▶ _Do this_
Select lines where the word "value" appears.

▶ _Given records_
┄┄┄┄┄┄┄┄┄┄
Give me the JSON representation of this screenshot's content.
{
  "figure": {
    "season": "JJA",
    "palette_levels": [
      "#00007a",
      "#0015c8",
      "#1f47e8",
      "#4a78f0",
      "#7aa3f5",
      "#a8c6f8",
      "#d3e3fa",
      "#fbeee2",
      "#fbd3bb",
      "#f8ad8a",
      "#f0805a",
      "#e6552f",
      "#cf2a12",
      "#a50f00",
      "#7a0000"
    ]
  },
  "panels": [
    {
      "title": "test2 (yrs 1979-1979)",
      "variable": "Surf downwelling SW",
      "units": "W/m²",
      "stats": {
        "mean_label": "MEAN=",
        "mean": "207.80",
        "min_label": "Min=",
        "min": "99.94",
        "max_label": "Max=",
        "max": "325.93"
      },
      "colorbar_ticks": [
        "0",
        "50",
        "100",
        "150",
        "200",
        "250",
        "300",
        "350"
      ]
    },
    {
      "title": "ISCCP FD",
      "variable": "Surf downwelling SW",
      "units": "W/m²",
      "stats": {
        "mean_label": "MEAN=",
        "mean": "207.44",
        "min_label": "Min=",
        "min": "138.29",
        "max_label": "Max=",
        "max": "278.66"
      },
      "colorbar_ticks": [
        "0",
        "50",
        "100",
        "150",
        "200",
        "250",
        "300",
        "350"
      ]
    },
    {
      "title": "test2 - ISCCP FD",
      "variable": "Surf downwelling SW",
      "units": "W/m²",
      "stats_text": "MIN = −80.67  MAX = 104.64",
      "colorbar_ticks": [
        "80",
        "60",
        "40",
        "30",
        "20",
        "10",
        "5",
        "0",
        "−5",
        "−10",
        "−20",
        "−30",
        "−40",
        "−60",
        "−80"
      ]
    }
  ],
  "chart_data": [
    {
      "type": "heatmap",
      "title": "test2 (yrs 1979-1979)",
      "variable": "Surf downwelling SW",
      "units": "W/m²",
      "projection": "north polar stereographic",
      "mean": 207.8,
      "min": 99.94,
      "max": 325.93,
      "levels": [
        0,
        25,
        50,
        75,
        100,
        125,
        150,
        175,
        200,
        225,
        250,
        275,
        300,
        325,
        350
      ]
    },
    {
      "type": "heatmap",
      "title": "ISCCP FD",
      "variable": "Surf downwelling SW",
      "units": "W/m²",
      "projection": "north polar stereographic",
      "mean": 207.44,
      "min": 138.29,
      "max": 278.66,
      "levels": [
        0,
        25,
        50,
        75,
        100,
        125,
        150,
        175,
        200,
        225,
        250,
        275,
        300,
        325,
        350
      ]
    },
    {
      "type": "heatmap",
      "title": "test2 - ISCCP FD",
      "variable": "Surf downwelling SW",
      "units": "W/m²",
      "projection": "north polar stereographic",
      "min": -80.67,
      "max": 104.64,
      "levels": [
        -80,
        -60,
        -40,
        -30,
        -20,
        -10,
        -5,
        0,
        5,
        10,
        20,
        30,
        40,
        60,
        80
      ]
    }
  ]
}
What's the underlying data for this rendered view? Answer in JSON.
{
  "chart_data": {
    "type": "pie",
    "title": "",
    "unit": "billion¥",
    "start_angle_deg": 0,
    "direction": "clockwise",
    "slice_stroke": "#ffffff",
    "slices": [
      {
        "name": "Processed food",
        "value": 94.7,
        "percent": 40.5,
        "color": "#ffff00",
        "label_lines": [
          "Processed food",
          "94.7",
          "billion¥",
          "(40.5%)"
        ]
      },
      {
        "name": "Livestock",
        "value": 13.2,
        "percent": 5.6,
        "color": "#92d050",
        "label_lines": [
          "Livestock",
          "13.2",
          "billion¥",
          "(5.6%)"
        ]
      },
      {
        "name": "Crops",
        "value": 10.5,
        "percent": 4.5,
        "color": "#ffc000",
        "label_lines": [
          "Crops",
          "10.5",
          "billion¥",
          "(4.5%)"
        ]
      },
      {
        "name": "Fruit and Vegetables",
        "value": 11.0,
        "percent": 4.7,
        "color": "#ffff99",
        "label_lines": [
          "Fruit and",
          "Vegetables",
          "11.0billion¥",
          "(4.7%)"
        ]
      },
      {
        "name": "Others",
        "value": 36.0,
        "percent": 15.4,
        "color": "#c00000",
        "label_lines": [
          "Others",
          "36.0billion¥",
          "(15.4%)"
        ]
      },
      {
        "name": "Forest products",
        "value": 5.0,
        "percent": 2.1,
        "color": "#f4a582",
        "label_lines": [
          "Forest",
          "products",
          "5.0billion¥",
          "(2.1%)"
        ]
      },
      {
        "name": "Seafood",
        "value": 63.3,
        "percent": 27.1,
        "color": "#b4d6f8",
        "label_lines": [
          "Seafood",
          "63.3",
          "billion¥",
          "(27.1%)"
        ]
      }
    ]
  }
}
┄┄┄┄┄┄┄┄┄┄
▶ _Result for this exercise_
        "value": 94.7,
        "value": 13.2,
        "value": 10.5,
        "value": 11.0,
        "value": 36.0,
        "value": 5.0,
        "value": 63.3,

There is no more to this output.